* [Set problem]: Write the material out again, line by line, exactly as it is.

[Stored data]
──────────────────────────────
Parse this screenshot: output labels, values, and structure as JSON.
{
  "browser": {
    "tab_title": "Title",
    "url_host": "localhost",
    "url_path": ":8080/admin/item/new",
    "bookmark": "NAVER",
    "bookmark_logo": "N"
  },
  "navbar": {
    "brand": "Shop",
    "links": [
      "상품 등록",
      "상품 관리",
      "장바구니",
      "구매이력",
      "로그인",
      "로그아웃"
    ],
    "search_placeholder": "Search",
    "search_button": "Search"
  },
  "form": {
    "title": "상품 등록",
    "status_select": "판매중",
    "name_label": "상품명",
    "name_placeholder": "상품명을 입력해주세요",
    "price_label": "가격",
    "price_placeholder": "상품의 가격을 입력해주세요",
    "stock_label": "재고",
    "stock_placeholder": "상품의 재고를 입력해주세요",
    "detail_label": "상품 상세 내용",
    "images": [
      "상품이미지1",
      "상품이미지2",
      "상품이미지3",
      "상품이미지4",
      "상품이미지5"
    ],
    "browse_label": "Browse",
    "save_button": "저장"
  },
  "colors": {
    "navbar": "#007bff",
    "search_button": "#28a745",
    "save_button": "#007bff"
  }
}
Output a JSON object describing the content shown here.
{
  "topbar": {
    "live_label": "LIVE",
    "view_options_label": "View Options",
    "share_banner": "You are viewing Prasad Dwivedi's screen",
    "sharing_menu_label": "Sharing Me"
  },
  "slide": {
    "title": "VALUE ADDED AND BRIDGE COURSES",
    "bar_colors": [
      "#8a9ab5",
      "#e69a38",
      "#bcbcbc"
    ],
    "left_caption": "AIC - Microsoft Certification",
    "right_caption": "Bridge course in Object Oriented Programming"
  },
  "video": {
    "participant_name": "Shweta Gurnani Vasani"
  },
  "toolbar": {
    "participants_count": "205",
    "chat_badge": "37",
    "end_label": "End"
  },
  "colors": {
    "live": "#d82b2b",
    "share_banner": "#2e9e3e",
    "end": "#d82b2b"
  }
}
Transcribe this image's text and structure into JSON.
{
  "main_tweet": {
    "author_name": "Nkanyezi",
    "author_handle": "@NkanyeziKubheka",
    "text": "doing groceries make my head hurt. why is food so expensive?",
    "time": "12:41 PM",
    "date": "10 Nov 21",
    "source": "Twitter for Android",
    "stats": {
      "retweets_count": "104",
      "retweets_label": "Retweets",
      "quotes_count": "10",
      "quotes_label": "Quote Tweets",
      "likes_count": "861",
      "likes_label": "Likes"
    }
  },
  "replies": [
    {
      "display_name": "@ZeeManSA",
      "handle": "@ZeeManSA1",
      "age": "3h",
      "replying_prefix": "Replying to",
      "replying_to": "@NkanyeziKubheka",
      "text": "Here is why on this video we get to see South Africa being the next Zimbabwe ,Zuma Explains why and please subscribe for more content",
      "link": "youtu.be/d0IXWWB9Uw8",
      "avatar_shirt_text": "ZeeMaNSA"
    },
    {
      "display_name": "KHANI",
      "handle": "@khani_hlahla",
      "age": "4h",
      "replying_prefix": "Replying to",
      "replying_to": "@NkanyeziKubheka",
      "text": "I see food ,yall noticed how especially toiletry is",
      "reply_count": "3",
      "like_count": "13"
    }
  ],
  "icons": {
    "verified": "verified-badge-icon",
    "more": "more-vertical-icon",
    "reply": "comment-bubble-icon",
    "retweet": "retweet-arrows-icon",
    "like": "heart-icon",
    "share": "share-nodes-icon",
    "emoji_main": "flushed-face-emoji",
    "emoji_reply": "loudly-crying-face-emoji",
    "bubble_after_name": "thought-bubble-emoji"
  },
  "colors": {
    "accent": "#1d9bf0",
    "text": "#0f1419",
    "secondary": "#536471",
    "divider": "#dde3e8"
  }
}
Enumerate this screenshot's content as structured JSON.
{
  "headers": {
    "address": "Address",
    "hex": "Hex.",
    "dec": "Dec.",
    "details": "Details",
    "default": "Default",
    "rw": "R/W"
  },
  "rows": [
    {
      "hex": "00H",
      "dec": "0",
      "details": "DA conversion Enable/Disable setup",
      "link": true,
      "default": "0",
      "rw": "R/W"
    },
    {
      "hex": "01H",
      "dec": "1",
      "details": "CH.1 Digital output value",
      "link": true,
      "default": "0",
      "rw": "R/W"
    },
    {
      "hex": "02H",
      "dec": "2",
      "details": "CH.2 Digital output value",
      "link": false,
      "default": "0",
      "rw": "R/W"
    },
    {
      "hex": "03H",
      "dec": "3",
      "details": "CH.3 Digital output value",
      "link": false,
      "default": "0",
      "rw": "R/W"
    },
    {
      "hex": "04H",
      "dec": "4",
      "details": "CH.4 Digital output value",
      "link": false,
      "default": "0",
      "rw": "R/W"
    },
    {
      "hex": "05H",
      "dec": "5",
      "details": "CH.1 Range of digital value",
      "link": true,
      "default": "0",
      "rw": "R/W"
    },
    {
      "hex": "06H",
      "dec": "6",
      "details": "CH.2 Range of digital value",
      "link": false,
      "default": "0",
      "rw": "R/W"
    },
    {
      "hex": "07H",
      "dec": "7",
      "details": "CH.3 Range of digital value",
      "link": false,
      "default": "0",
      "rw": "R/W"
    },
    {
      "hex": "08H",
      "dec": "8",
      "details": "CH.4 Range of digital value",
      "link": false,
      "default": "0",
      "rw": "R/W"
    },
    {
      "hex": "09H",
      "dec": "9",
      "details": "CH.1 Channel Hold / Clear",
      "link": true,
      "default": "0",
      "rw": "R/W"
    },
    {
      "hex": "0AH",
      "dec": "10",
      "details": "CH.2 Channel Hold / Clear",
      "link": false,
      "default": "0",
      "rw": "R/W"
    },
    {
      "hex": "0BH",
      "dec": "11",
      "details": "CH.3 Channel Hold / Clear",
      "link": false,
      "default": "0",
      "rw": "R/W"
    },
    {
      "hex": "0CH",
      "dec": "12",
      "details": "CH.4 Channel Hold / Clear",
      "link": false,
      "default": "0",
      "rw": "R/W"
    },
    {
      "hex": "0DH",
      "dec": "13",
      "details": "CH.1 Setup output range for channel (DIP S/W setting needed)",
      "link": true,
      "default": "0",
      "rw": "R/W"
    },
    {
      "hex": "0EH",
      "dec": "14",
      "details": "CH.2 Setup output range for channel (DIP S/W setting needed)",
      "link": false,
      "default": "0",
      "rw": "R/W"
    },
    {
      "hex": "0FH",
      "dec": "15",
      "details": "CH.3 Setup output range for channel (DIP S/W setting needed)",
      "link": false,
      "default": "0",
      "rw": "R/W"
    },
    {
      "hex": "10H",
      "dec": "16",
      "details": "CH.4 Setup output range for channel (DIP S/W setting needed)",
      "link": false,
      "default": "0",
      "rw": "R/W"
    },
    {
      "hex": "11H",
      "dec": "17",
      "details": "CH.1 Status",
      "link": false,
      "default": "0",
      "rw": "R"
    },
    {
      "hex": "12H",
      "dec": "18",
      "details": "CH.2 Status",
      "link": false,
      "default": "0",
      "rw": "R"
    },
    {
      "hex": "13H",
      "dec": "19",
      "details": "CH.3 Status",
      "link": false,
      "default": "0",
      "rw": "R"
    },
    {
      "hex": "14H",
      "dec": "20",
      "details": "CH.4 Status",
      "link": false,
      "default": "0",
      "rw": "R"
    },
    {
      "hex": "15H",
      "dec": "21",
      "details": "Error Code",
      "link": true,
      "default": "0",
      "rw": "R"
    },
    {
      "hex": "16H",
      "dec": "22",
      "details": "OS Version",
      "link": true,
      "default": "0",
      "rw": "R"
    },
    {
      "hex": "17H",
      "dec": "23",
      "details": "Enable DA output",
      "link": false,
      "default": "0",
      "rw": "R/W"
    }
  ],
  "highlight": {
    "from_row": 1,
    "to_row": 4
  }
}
──────────────────────────────
* [Problem solution]:
Parse this screenshot: output labels, values, and structure as JSON.
{
  "browser": {
    "tab_title": "Title",
    "url_host": "localhost",
    "url_path": ":8080/admin/item/new",
    "bookmark": "NAVER",
    "bookmark_logo": "N"
  },
  "navbar": {
    "brand": "Shop",
    "links": [
      "상품 등록",
      "상품 관리",
      "장바구니",
      "구매이력",
      "로그인",
      "로그아웃"
    ],
    "search_placeholder": "Search",
    "search_button": "Search"
  },
  "form": {
    "title": "상품 등록",
    "status_select": "판매중",
    "name_label": "상품명",
    "name_placeholder": "상품명을 입력해주세요",
    "price_label": "가격",
    "price_placeholder": "상품의 가격을 입력해주세요",
    "stock_label": "재고",
    "stock_placeholder": "상품의 재고를 입력해주세요",
    "detail_label": "상품 상세 내용",
    "images": [
      "상품이미지1",
      "상품이미지2",
      "상품이미지3",
      "상품이미지4",
      "상품이미지5"
    ],
    "browse_label": "Browse",
    "save_button": "저장"
  },
  "colors": {
    "navbar": "#007bff",
    "search_button": "#28a745",
    "save_button": "#007bff"
  }
}
Output a JSON object describing the content shown here.
{
  "topbar": {
    "live_label": "LIVE",
    "view_options_label": "View Options",
    "share_banner": "You are viewing Prasad Dwivedi's screen",
    "sharing_menu_label": "Sharing Me"
  },
  "slide": {
    "title": "VALUE ADDED AND BRIDGE COURSES",
    "bar_colors": [
      "#8a9ab5",
      "#e69a38",
      "#bcbcbc"
    ],
    "left_caption": "AIC - Microsoft Certification",
    "right_caption": "Bridge course in Object Oriented Programming"
  },
  "video": {
    "participant_name": "Shweta Gurnani Vasani"
  },
  "toolbar": {
    "participants_count": "205",
    "chat_badge": "37",
    "end_label": "End"
  },
  "colors": {
    "live": "#d82b2b",
    "share_banner": "#2e9e3e",
    "end": "#d82b2b"
  }
}
Transcribe this image's text and structure into JSON.
{
  "main_tweet": {
    "author_name": "Nkanyezi",
    "author_handle": "@NkanyeziKubheka",
    "text": "doing groceries make my head hurt. why is food so expensive?",
    "time": "12:41 PM",
    "date": "10 Nov 21",
    "source": "Twitter for Android",
    "stats": {
      "retweets_count": "104",
      "retweets_label": "Retweets",
      "quotes_count": "10",
      "quotes_label": "Quote Tweets",
      "likes_count": "861",
      "likes_label": "Likes"
    }
  },
  "replies": [
    {
      "display_name": "@ZeeManSA",
      "handle": "@ZeeManSA1",
      "age": "3h",
      "replying_prefix": "Replying to",
      "replying_to": "@NkanyeziKubheka",
      "text": "Here is why on this video we get to see South Africa being the next Zimbabwe ,Zuma Explains why and please subscribe for more content",
      "link": "youtu.be/d0IXWWB9Uw8",
      "avatar_shirt_text": "ZeeMaNSA"
    },
    {
      "display_name": "KHANI",
      "handle": "@khani_hlahla",
      "age": "4h",
      "replying_prefix": "Replying to",
      "replying_to": "@NkanyeziKubheka",
      "text": "I see food ,yall noticed how especially toiletry is",
      "reply_count": "3",
      "like_count": "13"
    }
  ],
  "icons": {
    "verified": "verified-badge-icon",
    "more": "more-vertical-icon",
    "reply": "comment-bubble-icon",
    "retweet": "retweet-arrows-icon",
    "like": "heart-icon",
    "share": "share-nodes-icon",
    "emoji_main": "flushed-face-emoji",
    "emoji_reply": "loudly-crying-face-emoji",
    "bubble_after_name": "thought-bubble-emoji"
  },
  "colors": {
    "accent": "#1d9bf0",
    "text": "#0f1419",
    "secondary": "#536471",
    "divider": "#dde3e8"
  }
}
Enumerate this screenshot's content as structured JSON.
{
  "headers": {
    "address": "Address",
    "hex": "Hex.",
    "dec": "Dec.",
    "details": "Details",
    "default": "Default",
    "rw": "R/W"
  },
  "rows": [
    {
      "hex": "00H",
      "dec": "0",
      "details": "DA conversion Enable/Disable setup",
      "link": true,
      "default": "0",
      "rw": "R/W"
    },
    {
      "hex": "01H",
      "dec": "1",
      "details": "CH.1 Digital output value",
      "link": true,
      "default": "0",
      "rw": "R/W"
    },
    {
      "hex": "02H",
      "dec": "2",
      "details": "CH.2 Digital output value",
      "link": false,
      "default": "0",
      "rw": "R/W"
    },
    {
      "hex": "03H",
      "dec": "3",
      "details": "CH.3 Digital output value",
      "link": false,
      "default": "0",
      "rw": "R/W"
    },
    {
      "hex": "04H",
      "dec": "4",
      "details": "CH.4 Digital output value",
      "link": false,
      "default": "0",
      "rw": "R/W"
    },
    {
      "hex": "05H",
      "dec": "5",
      "details": "CH.1 Range of digital value",
      "link": true,
      "default": "0",
      "rw": "R/W"
    },
    {
      "hex": "06H",
      "dec": "6",
      "details": "CH.2 Range of digital value",
      "link": false,
      "default": "0",
      "rw": "R/W"
    },
    {
      "hex": "07H",
      "dec": "7",
      "details": "CH.3 Range of digital value",
      "link": false,
      "default": "0",
      "rw": "R/W"
    },
    {
      "hex": "08H",
      "dec": "8",
      "details": "CH.4 Range of digital value",
      "link": false,
      "default": "0",
      "rw": "R/W"
    },
    {
      "hex": "09H",
      "dec": "9",
      "details": "CH.1 Channel Hold / Clear",
      "link": true,
      "default": "0",
      "rw": "R/W"
    },
    {
      "hex": "0AH",
      "dec": "10",
      "details": "CH.2 Channel Hold / Clear",
      "link": false,
      "default": "0",
      "rw": "R/W"
    },
    {
      "hex": "0BH",
      "dec": "11",
      "details": "CH.3 Channel Hold / Clear",
      "link": false,
      "default": "0",
      "rw": "R/W"
    },
    {
      "hex": "0CH",
      "dec": "12",
      "details": "CH.4 Channel Hold / Clear",
      "link": false,
      "default": "0",
      "rw": "R/W"
    },
    {
      "hex": "0DH",
      "dec": "13",
      "details": "CH.1 Setup output range for channel (DIP S/W setting needed)",
      "link": true,
      "default": "0",
      "rw": "R/W"
    },
    {
      "hex": "0EH",
      "dec": "14",
      "details": "CH.2 Setup output range for channel (DIP S/W setting needed)",
      "link": false,
      "default": "0",
      "rw": "R/W"
    },
    {
      "hex": "0FH",
      "dec": "15",
      "details": "CH.3 Setup output range for channel (DIP S/W setting needed)",
      "link": false,
      "default": "0",
      "rw": "R/W"
    },
    {
      "hex": "10H",
      "dec": "16",
      "details": "CH.4 Setup output range for channel (DIP S/W setting needed)",
      "link": false,
      "default": "0",
      "rw": "R/W"
    },
    {
      "hex": "11H",
      "dec": "17",
      "details": "CH.1 Status",
      "link": false,
      "default": "0",
      "rw": "R"
    },
    {
      "hex": "12H",
      "dec": "18",
      "details": "CH.2 Status",
      "link": false,
      "default": "0",
      "rw": "R"
    },
    {
      "hex": "13H",
      "dec": "19",
      "details": "CH.3 Status",
      "link": false,
      "default": "0",
      "rw": "R"
    },
    {
      "hex": "14H",
      "dec": "20",
      "details": "CH.4 Status",
      "link": false,
      "default": "0",
      "rw": "R"
    },
    {
      "hex": "15H",
      "dec": "21",
      "details": "Error Code",
      "link": true,
      "default": "0",
      "rw": "R"
    },
    {
      "hex": "16H",
      "dec": "22",
      "details": "OS Version",
      "link": true,
      "default": "0",
      "rw": "R"
    },
    {
      "hex": "17H",
      "dec": "23",
      "details": "Enable DA output",
      "link": false,
      "default": "0",
      "rw": "R/W"
    }
  ],
  "highlight": {
    "from_row": 1,
    "to_row": 4
  }
}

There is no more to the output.